[Dataset entries on figures]
# # # # #

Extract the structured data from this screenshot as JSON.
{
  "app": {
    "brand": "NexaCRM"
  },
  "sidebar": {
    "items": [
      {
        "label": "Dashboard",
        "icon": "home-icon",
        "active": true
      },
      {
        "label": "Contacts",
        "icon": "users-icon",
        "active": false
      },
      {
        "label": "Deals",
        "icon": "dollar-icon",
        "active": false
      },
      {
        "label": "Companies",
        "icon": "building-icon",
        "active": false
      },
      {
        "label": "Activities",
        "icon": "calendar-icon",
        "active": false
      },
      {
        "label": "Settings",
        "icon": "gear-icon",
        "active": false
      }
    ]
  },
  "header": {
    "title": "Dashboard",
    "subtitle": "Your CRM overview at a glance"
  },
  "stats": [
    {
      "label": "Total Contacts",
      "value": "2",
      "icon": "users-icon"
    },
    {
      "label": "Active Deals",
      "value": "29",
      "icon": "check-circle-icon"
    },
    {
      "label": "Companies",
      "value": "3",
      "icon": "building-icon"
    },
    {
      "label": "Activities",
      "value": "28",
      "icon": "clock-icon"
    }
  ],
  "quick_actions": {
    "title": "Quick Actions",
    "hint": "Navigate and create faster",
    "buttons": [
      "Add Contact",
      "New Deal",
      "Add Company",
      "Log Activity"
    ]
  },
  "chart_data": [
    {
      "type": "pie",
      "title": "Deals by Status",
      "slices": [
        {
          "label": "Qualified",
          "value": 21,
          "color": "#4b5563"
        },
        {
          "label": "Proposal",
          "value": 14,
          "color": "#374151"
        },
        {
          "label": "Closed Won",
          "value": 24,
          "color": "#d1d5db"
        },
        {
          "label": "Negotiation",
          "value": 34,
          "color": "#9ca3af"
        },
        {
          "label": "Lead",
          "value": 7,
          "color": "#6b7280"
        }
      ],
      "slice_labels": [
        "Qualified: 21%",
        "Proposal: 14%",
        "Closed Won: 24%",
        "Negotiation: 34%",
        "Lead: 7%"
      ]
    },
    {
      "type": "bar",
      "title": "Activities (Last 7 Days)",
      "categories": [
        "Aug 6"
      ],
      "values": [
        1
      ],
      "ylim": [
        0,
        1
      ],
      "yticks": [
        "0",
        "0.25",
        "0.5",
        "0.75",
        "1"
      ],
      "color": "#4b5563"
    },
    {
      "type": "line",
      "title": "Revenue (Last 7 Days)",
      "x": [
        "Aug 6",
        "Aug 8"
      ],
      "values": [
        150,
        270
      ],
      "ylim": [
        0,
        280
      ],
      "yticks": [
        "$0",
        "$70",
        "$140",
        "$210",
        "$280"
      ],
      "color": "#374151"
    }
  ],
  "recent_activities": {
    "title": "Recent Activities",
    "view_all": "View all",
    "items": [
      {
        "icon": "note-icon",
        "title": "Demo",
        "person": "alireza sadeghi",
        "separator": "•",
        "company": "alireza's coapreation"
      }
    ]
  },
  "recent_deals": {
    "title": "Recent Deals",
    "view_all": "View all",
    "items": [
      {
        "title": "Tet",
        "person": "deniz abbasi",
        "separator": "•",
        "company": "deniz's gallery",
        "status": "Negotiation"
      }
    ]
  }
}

# # # # #

Give the number of lines in the listing above that hold the string "deniz", with nothing else.

2